Work out how many lines hold the string "земли". The answer is a single number, nothing more.

INPUT ROWS
============
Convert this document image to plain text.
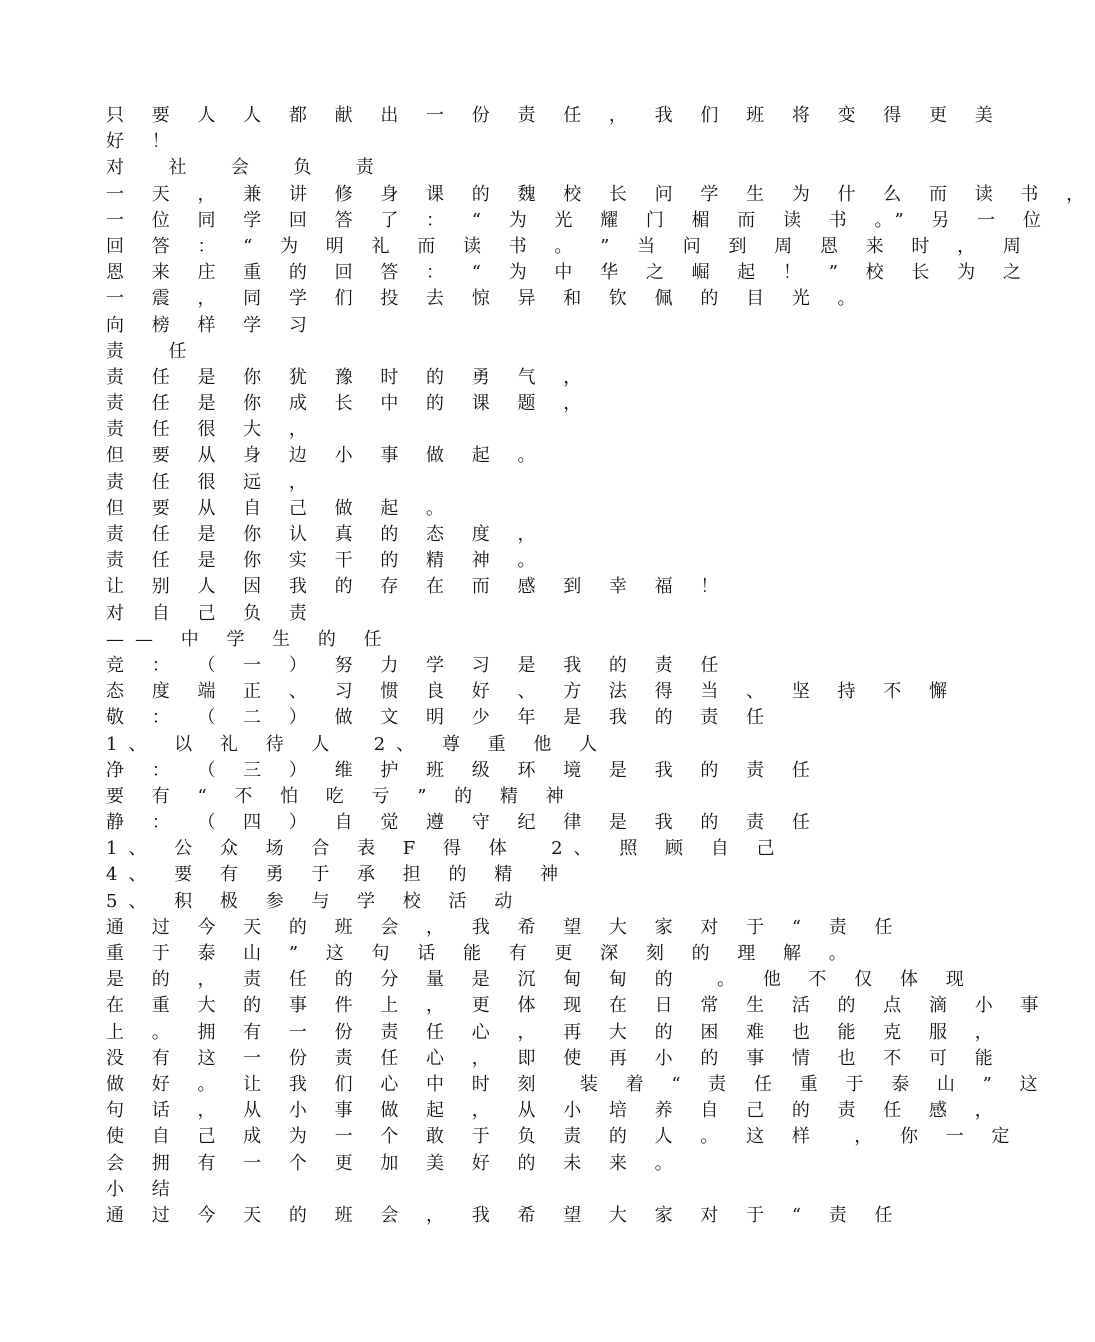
只 要 人 人 都 献 出 一 份 责 任 ， 我 们 班 将 变 得 更 美
好 ！
对  社  会  负  责
一 天 ， 兼 讲 修 身 课 的 魏 校 长 问 学 生 为 什 么 而 读 书 ，
一 位 同 学 回 答 了 ： “ 为 光 耀 门 楣 而 读 书 。” 另 一 位
回 答 ： “ 为 明 礼 而 读 书 。 ” 当 问 到 周 恩 来 时 ， 周
恩 来 庄 重 的 回 答 ： “ 为 中 华 之 崛 起 ！ ” 校 长 为 之
一 震 ， 同 学 们 投 去 惊 异 和 钦 佩 的 目 光 。
向 榜 样 学 习
责  任
责 任 是 你 犹 豫 时 的 勇 气 ，
责 任 是 你 成 长 中 的 课 题 ，
责 任 很 大 ，
但 要 从 身 边 小 事 做 起 。
责 任 很 远 ，
但 要 从 自 己 做 起 。
责 任 是 你 认 真 的 态 度 ，
责 任 是 你 实 干 的 精 神 。
让 别 人 因 我 的 存 在 而 感 到 幸 福 ！
对 自 己 负 责
—— 中 学 生 的 任
竞 ： （ 一 ） 努 力 学 习 是 我 的 责 任
态 度 端 正 、 习 惯 良 好 、 方 法 得 当 、 坚 持 不 懈
敬 ： （ 二 ） 做 文 明 少 年 是 我 的 责 任
1、 以 礼 待 人  2、 尊 重 他 人
净 ： （ 三 ） 维 护 班 级 环 境 是 我 的 责 任
要 有 “ 不 怕 吃 亏 ” 的 精 神
静 ： （ 四 ） 自 觉 遵 守 纪 律 是 我 的 责 任
1、 公 众 场 合 表 F 得 体  2、 照 顾 自 己
4、 要 有 勇 于 承 担 的 精 神
5、 积 极 参 与 学 校 活 动
通 过 今 天 的 班 会 ， 我 希 望 大 家 对 于 “ 责 任
重 于 泰 山 ” 这 句 话 能 有 更 深 刻 的 理 解 。
是 的 ， 责 任 的 分 量 是 沉 甸 甸 的  。 他 不 仅 体 现
在 重 大 的 事 件 上 ， 更 体 现 在 日 常 生 活 的 点 滴 小 事
上 。 拥 有 一 份 责 任 心 ， 再 大 的 困 难 也 能 克 服 ，
没 有 这 一 份 责 任 心 ， 即 使 再 小 的 事 情 也 不 可 能
做 好 。 让 我 们 心 中 时 刻  装 着 “ 责 任 重 于 泰 山 ” 这
句 话 ， 从 小 事 做 起 ， 从 小 培 养 自 己 的 责 任 感 ，
使 自 己 成 为 一 个 敢 于 负 责 的 人 。 这 样  ， 你 一 定
会 拥 有 一 个 更 加 美 好 的 未 来 。
小 结
通 过 今 天 的 班 会 ， 我 希 望 大 家 对 于 “ 责 任
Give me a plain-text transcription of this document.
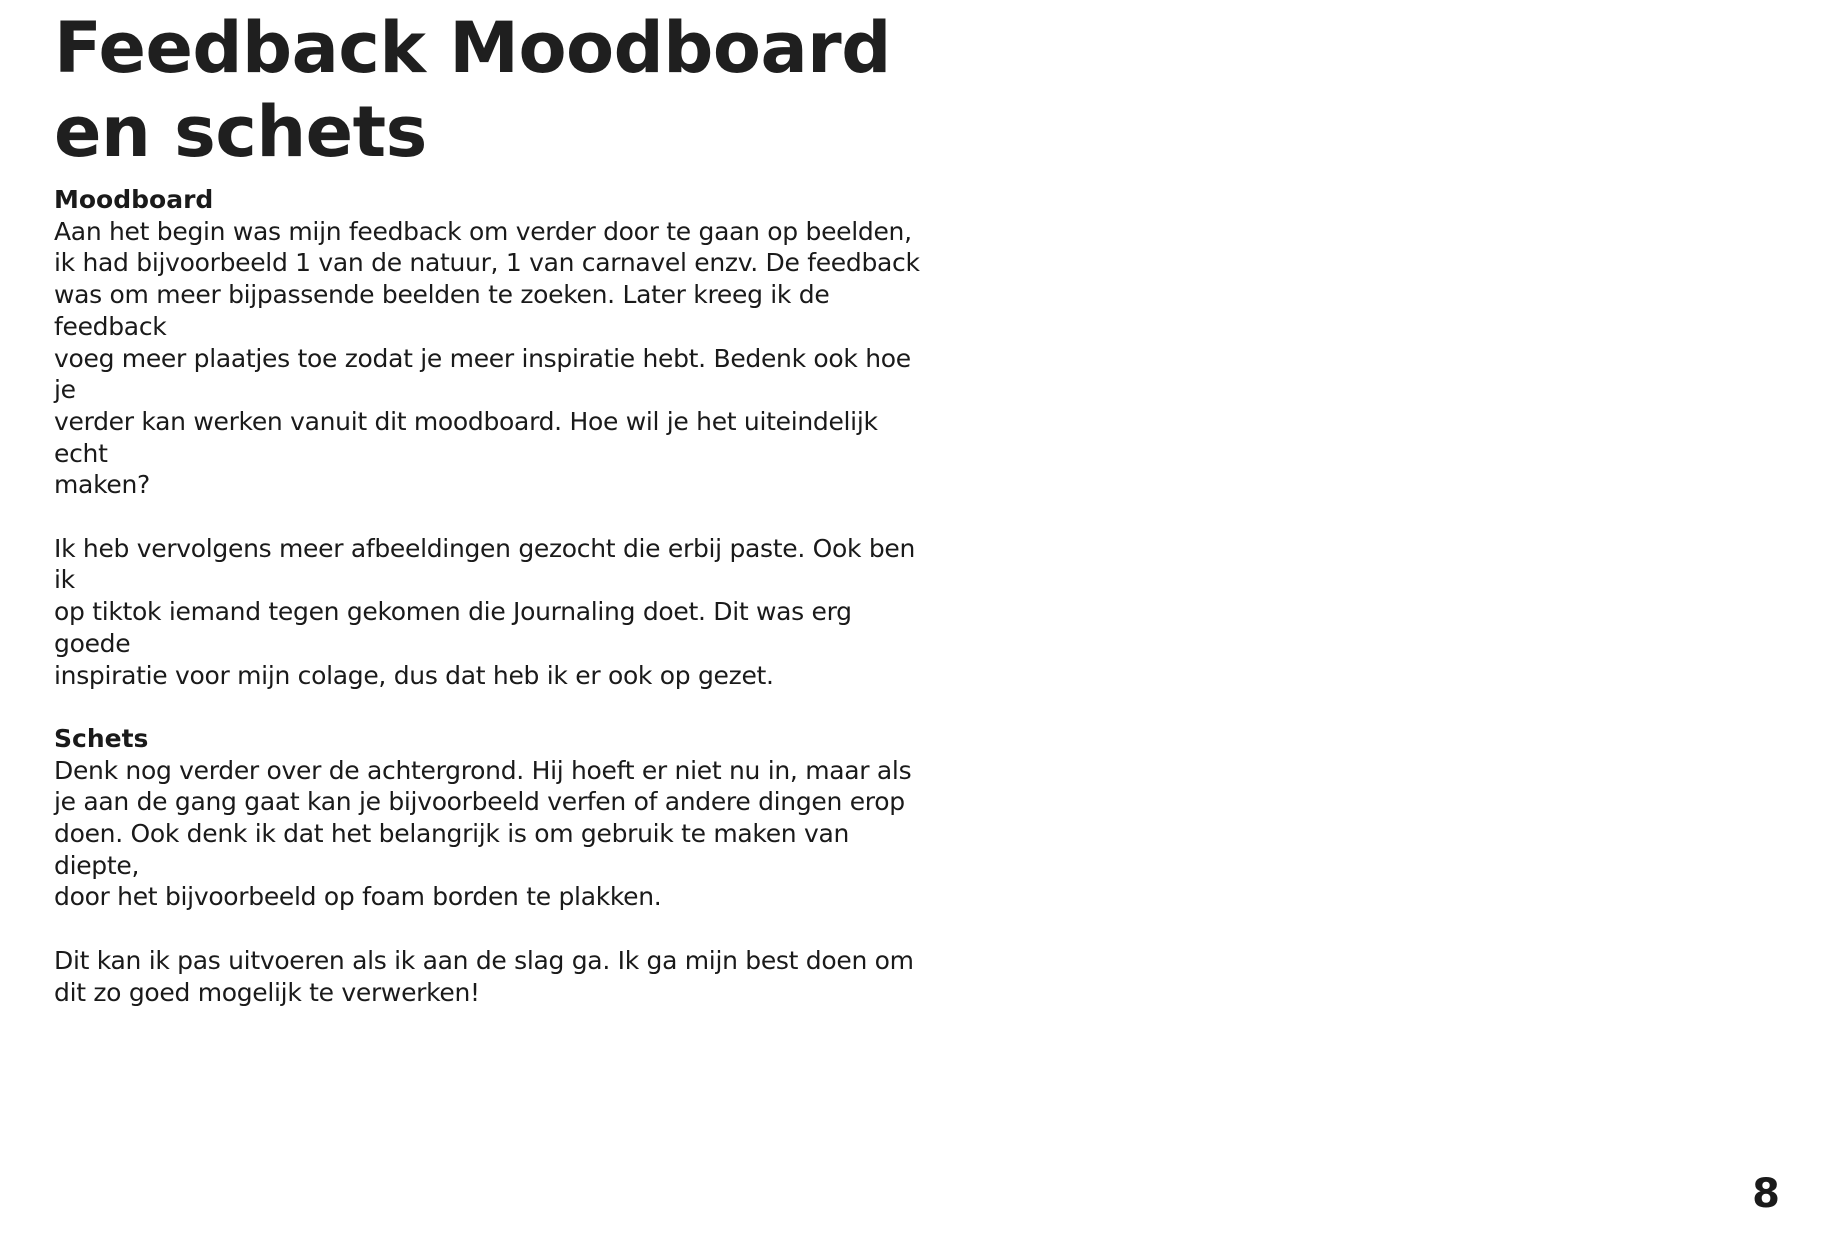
Feedback Moodboard
en schets
Moodboard

Aan het begin was mijn feedback om verder door te gaan op beelden,
ik had bijvoorbeeld 1 van de natuur, 1 van carnavel enzv. De feedback
was om meer bijpassende beelden te zoeken. Later kreeg ik de feedback
voeg meer plaatjes toe zodat je meer inspiratie hebt. Bedenk ook hoe je
verder kan werken vanuit dit moodboard. Hoe wil je het uiteindelijk echt
maken?

Ik heb vervolgens meer afbeeldingen gezocht die erbij paste. Ook ben ik
op tiktok iemand tegen gekomen die Journaling doet. Dit was erg goede
inspiratie voor mijn colage, dus dat heb ik er ook op gezet.

Schets

Denk nog verder over de achtergrond. Hij hoeft er niet nu in, maar als
je aan de gang gaat kan je bijvoorbeeld verfen of andere dingen erop
doen. Ook denk ik dat het belangrijk is om gebruik te maken van diepte,
door het bijvoorbeeld op foam borden te plakken.

Dit kan ik pas uitvoeren als ik aan de slag ga. Ik ga mijn best doen om
dit zo goed mogelijk te verwerken!

8
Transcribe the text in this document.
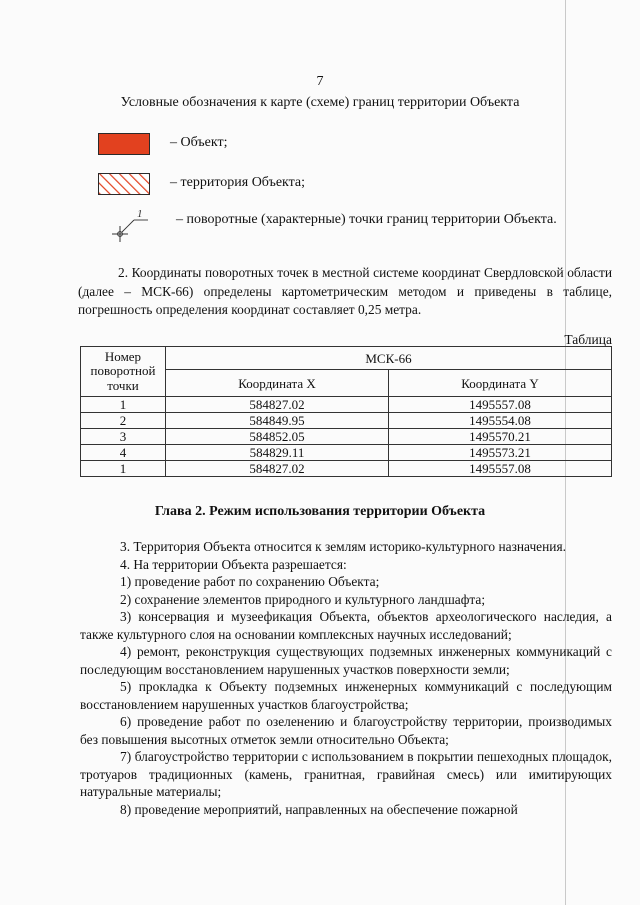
7
Условные обозначения к карте (схеме) границ территории Объекта
– Объект;
– территория Объекта;
1 – поворотные (характерные) точки границ территории Объекта.
2. Координаты поворотных точек в местной системе координат Свердловской области (далее – МСК-66) определены картометрическим методом и приведены в таблице, погрешность определения координат составляет 0,25 метра.
Таблица
Номер поворотной точки	МСК-66	
	Координата X	Координата Y
1	584827.02	1495557.08
2	584849.95	1495554.08
3	584852.05	1495570.21
4	584829.11	1495573.21
1	584827.02	1495557.08
Глава 2. Режим использования территории Объекта
3. Территория Объекта относится к землям историко-культурного назначения.
4. На территории Объекта разрешается:
1) проведение работ по сохранению Объекта;
2) сохранение элементов природного и культурного ландшафта;
3) консервация и музеефикация Объекта, объектов археологического наследия, а также культурного слоя на основании комплексных научных исследований;
4) ремонт, реконструкция существующих подземных инженерных коммуникаций с последующим восстановлением нарушенных участков поверхности земли;
5) прокладка к Объекту подземных инженерных коммуникаций с последующим восстановлением нарушенных участков благоустройства;
6) проведение работ по озеленению и благоустройству территории, производимых без повышения высотных отметок земли относительно Объекта;
7) благоустройство территории с использованием в покрытии пешеходных площадок, тротуаров традиционных (камень, гранитная, гравийная смесь) или имитирующих натуральные материалы;
8) проведение мероприятий, направленных на обеспечение пожарной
============
TASK RESPONSE
2